→ Your instructions
Please print all of the material below, word for word.

* * * *

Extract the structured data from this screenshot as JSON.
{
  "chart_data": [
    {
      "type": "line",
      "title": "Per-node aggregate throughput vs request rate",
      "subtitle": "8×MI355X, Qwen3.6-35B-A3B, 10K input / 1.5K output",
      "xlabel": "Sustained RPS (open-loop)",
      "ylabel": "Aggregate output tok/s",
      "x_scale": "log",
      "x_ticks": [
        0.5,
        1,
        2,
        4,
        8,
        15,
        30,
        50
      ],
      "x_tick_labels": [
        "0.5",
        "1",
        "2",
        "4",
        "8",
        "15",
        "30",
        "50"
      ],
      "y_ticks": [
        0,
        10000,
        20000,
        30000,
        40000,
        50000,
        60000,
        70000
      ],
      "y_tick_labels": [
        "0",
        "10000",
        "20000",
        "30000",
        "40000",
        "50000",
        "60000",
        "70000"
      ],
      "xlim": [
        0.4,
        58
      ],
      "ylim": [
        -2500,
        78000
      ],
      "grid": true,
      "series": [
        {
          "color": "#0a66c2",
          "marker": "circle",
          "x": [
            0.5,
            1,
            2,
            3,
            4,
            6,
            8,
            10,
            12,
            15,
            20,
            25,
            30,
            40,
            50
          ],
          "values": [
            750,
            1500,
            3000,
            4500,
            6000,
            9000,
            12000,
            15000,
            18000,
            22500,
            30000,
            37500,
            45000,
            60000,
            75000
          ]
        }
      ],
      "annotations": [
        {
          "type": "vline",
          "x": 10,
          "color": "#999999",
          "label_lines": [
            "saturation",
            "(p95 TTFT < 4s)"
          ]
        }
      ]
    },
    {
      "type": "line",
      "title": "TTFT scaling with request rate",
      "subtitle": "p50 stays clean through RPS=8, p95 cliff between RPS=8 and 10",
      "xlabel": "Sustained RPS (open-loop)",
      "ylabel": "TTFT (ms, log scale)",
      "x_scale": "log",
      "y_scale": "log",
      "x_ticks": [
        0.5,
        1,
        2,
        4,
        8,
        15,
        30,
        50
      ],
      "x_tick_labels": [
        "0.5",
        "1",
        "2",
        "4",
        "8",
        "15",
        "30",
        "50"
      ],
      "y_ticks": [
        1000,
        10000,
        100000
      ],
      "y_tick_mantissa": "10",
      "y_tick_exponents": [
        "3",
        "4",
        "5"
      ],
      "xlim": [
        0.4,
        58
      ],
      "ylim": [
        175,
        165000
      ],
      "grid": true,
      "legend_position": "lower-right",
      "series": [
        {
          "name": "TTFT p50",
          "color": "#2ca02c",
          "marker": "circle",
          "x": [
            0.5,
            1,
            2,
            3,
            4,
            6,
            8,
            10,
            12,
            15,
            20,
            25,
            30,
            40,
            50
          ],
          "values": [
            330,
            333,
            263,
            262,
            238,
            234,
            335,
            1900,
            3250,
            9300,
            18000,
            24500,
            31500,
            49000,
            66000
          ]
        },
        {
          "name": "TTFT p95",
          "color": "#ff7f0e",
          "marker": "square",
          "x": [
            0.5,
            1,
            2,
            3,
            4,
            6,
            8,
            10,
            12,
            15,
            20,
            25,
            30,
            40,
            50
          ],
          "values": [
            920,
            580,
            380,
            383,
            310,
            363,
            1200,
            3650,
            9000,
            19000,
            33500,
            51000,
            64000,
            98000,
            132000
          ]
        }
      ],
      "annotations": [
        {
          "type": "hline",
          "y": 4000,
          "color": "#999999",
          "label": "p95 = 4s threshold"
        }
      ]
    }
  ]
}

* * * *

→ Response to this task
Extract the structured data from this screenshot as JSON.
{
  "chart_data": [
    {
      "type": "line",
      "title": "Per-node aggregate throughput vs request rate",
      "subtitle": "8×MI355X, Qwen3.6-35B-A3B, 10K input / 1.5K output",
      "xlabel": "Sustained RPS (open-loop)",
      "ylabel": "Aggregate output tok/s",
      "x_scale": "log",
      "x_ticks": [
        0.5,
        1,
        2,
        4,
        8,
        15,
        30,
        50
      ],
      "x_tick_labels": [
        "0.5",
        "1",
        "2",
        "4",
        "8",
        "15",
        "30",
        "50"
      ],
      "y_ticks": [
        0,
        10000,
        20000,
        30000,
        40000,
        50000,
        60000,
        70000
      ],
      "y_tick_labels": [
        "0",
        "10000",
        "20000",
        "30000",
        "40000",
        "50000",
        "60000",
        "70000"
      ],
      "xlim": [
        0.4,
        58
      ],
      "ylim": [
        -2500,
        78000
      ],
      "grid": true,
      "series": [
        {
          "color": "#0a66c2",
          "marker": "circle",
          "x": [
            0.5,
            1,
            2,
            3,
            4,
            6,
            8,
            10,
            12,
            15,
            20,
            25,
            30,
            40,
            50
          ],
          "values": [
            750,
            1500,
            3000,
            4500,
            6000,
            9000,
            12000,
            15000,
            18000,
            22500,
            30000,
            37500,
            45000,
            60000,
            75000
          ]
        }
      ],
      "annotations": [
        {
          "type": "vline",
          "x": 10,
          "color": "#999999",
          "label_lines": [
            "saturation",
            "(p95 TTFT < 4s)"
          ]
        }
      ]
    },
    {
      "type": "line",
      "title": "TTFT scaling with request rate",
      "subtitle": "p50 stays clean through RPS=8, p95 cliff between RPS=8 and 10",
      "xlabel": "Sustained RPS (open-loop)",
      "ylabel": "TTFT (ms, log scale)",
      "x_scale": "log",
      "y_scale": "log",
      "x_ticks": [
        0.5,
        1,
        2,
        4,
        8,
        15,
        30,
        50
      ],
      "x_tick_labels": [
        "0.5",
        "1",
        "2",
        "4",
        "8",
        "15",
        "30",
        "50"
      ],
      "y_ticks": [
        1000,
        10000,
        100000
      ],
      "y_tick_mantissa": "10",
      "y_tick_exponents": [
        "3",
        "4",
        "5"
      ],
      "xlim": [
        0.4,
        58
      ],
      "ylim": [
        175,
        165000
      ],
      "grid": true,
      "legend_position": "lower-right",
      "series": [
        {
          "name": "TTFT p50",
          "color": "#2ca02c",
          "marker": "circle",
          "x": [
            0.5,
            1,
            2,
            3,
            4,
            6,
            8,
            10,
            12,
            15,
            20,
            25,
            30,
            40,
            50
          ],
          "values": [
            330,
            333,
            263,
            262,
            238,
            234,
            335,
            1900,
            3250,
            9300,
            18000,
            24500,
            31500,
            49000,
            66000
          ]
        },
        {
          "name": "TTFT p95",
          "color": "#ff7f0e",
          "marker": "square",
          "x": [
            0.5,
            1,
            2,
            3,
            4,
            6,
            8,
            10,
            12,
            15,
            20,
            25,
            30,
            40,
            50
          ],
          "values": [
            920,
            580,
            380,
            383,
            310,
            363,
            1200,
            3650,
            9000,
            19000,
            33500,
            51000,
            64000,
            98000,
            132000
          ]
        }
      ],
      "annotations": [
        {
          "type": "hline",
          "y": 4000,
          "color": "#999999",
          "label": "p95 = 4s threshold"
        }
      ]
    }
  ]
}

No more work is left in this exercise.